STATED TASK —
Each line that follows should be printed again exactly as it stands.
[Start of RECORDS SHOWN]
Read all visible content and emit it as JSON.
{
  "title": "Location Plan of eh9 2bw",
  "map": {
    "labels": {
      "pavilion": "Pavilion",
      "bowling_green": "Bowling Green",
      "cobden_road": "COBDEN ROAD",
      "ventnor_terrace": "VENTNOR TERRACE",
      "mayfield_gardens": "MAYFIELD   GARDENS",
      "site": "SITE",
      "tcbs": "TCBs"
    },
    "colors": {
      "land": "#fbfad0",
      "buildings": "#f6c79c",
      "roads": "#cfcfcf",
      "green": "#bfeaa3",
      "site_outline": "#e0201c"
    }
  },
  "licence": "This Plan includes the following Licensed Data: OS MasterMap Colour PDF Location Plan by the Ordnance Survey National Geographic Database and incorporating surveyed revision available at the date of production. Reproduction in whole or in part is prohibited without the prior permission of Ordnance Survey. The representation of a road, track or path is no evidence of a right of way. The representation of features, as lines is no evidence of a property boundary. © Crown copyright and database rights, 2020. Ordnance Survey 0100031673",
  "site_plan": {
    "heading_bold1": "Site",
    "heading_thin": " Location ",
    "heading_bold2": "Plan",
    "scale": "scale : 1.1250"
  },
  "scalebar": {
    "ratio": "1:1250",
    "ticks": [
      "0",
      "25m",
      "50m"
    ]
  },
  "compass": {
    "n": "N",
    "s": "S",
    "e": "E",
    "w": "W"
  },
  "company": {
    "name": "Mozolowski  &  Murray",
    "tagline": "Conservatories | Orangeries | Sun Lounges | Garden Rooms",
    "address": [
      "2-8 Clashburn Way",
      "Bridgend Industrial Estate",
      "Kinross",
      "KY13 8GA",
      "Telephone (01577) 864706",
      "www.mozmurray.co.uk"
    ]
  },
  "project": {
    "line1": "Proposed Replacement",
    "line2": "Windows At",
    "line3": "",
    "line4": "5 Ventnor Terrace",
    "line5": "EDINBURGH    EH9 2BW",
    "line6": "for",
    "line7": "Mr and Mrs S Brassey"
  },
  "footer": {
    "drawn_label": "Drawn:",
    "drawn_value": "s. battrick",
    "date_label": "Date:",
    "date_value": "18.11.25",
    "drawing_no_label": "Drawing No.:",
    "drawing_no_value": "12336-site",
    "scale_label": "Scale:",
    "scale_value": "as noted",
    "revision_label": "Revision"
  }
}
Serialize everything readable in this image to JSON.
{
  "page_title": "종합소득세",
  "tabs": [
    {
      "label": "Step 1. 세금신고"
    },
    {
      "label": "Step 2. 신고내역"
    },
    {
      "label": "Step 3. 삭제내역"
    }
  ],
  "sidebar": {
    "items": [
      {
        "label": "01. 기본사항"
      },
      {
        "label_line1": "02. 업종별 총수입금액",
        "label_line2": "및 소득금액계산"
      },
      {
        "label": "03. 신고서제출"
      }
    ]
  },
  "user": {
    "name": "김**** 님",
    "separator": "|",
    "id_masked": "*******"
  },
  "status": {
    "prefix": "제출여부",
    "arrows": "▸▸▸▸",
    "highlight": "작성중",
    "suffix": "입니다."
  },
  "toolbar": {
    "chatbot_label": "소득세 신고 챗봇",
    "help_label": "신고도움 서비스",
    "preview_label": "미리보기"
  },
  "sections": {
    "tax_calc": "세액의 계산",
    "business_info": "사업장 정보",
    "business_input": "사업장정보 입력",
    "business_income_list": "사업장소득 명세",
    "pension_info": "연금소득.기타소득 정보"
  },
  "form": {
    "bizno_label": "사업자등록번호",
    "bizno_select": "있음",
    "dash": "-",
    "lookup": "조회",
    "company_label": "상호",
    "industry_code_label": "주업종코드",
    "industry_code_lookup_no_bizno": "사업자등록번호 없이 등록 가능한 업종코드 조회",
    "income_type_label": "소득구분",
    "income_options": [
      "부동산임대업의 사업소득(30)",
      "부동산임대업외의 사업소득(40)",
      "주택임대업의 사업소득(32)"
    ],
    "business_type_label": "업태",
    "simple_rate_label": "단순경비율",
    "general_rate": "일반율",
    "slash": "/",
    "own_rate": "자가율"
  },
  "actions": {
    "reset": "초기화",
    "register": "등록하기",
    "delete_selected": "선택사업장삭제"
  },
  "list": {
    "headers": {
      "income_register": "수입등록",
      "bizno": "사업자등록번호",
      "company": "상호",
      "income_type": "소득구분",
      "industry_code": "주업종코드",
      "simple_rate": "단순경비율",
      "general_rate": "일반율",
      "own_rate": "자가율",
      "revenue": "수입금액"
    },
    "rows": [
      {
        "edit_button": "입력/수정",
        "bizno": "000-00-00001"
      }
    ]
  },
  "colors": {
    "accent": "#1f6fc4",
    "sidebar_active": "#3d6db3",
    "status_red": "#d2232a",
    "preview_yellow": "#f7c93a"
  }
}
[End of RECORDS SHOWN]
WORKED ANSWER —
Read all visible content and emit it as JSON.
{
  "title": "Location Plan of eh9 2bw",
  "map": {
    "labels": {
      "pavilion": "Pavilion",
      "bowling_green": "Bowling Green",
      "cobden_road": "COBDEN ROAD",
      "ventnor_terrace": "VENTNOR TERRACE",
      "mayfield_gardens": "MAYFIELD   GARDENS",
      "site": "SITE",
      "tcbs": "TCBs"
    },
    "colors": {
      "land": "#fbfad0",
      "buildings": "#f6c79c",
      "roads": "#cfcfcf",
      "green": "#bfeaa3",
      "site_outline": "#e0201c"
    }
  },
  "licence": "This Plan includes the following Licensed Data: OS MasterMap Colour PDF Location Plan by the Ordnance Survey National Geographic Database and incorporating surveyed revision available at the date of production. Reproduction in whole or in part is prohibited without the prior permission of Ordnance Survey. The representation of a road, track or path is no evidence of a right of way. The representation of features, as lines is no evidence of a property boundary. © Crown copyright and database rights, 2020. Ordnance Survey 0100031673",
  "site_plan": {
    "heading_bold1": "Site",
    "heading_thin": " Location ",
    "heading_bold2": "Plan",
    "scale": "scale : 1.1250"
  },
  "scalebar": {
    "ratio": "1:1250",
    "ticks": [
      "0",
      "25m",
      "50m"
    ]
  },
  "compass": {
    "n": "N",
    "s": "S",
    "e": "E",
    "w": "W"
  },
  "company": {
    "name": "Mozolowski  &  Murray",
    "tagline": "Conservatories | Orangeries | Sun Lounges | Garden Rooms",
    "address": [
      "2-8 Clashburn Way",
      "Bridgend Industrial Estate",
      "Kinross",
      "KY13 8GA",
      "Telephone (01577) 864706",
      "www.mozmurray.co.uk"
    ]
  },
  "project": {
    "line1": "Proposed Replacement",
    "line2": "Windows At",
    "line3": "",
    "line4": "5 Ventnor Terrace",
    "line5": "EDINBURGH    EH9 2BW",
    "line6": "for",
    "line7": "Mr and Mrs S Brassey"
  },
  "footer": {
    "drawn_label": "Drawn:",
    "drawn_value": "s. battrick",
    "date_label": "Date:",
    "date_value": "18.11.25",
    "drawing_no_label": "Drawing No.:",
    "drawing_no_value": "12336-site",
    "scale_label": "Scale:",
    "scale_value": "as noted",
    "revision_label": "Revision"
  }
}
Serialize everything readable in this image to JSON.
{
  "page_title": "종합소득세",
  "tabs": [
    {
      "label": "Step 1. 세금신고"
    },
    {
      "label": "Step 2. 신고내역"
    },
    {
      "label": "Step 3. 삭제내역"
    }
  ],
  "sidebar": {
    "items": [
      {
        "label": "01. 기본사항"
      },
      {
        "label_line1": "02. 업종별 총수입금액",
        "label_line2": "및 소득금액계산"
      },
      {
        "label": "03. 신고서제출"
      }
    ]
  },
  "user": {
    "name": "김**** 님",
    "separator": "|",
    "id_masked": "*******"
  },
  "status": {
    "prefix": "제출여부",
    "arrows": "▸▸▸▸",
    "highlight": "작성중",
    "suffix": "입니다."
  },
  "toolbar": {
    "chatbot_label": "소득세 신고 챗봇",
    "help_label": "신고도움 서비스",
    "preview_label": "미리보기"
  },
  "sections": {
    "tax_calc": "세액의 계산",
    "business_info": "사업장 정보",
    "business_input": "사업장정보 입력",
    "business_income_list": "사업장소득 명세",
    "pension_info": "연금소득.기타소득 정보"
  },
  "form": {
    "bizno_label": "사업자등록번호",
    "bizno_select": "있음",
    "dash": "-",
    "lookup": "조회",
    "company_label": "상호",
    "industry_code_label": "주업종코드",
    "industry_code_lookup_no_bizno": "사업자등록번호 없이 등록 가능한 업종코드 조회",
    "income_type_label": "소득구분",
    "income_options": [
      "부동산임대업의 사업소득(30)",
      "부동산임대업외의 사업소득(40)",
      "주택임대업의 사업소득(32)"
    ],
    "business_type_label": "업태",
    "simple_rate_label": "단순경비율",
    "general_rate": "일반율",
    "slash": "/",
    "own_rate": "자가율"
  },
  "actions": {
    "reset": "초기화",
    "register": "등록하기",
    "delete_selected": "선택사업장삭제"
  },
  "list": {
    "headers": {
      "income_register": "수입등록",
      "bizno": "사업자등록번호",
      "company": "상호",
      "income_type": "소득구분",
      "industry_code": "주업종코드",
      "simple_rate": "단순경비율",
      "general_rate": "일반율",
      "own_rate": "자가율",
      "revenue": "수입금액"
    },
    "rows": [
      {
        "edit_button": "입력/수정",
        "bizno": "000-00-00001"
      }
    ]
  },
  "colors": {
    "accent": "#1f6fc4",
    "sidebar_active": "#3d6db3",
    "status_red": "#d2232a",
    "preview_yellow": "#f7c93a"
  }
}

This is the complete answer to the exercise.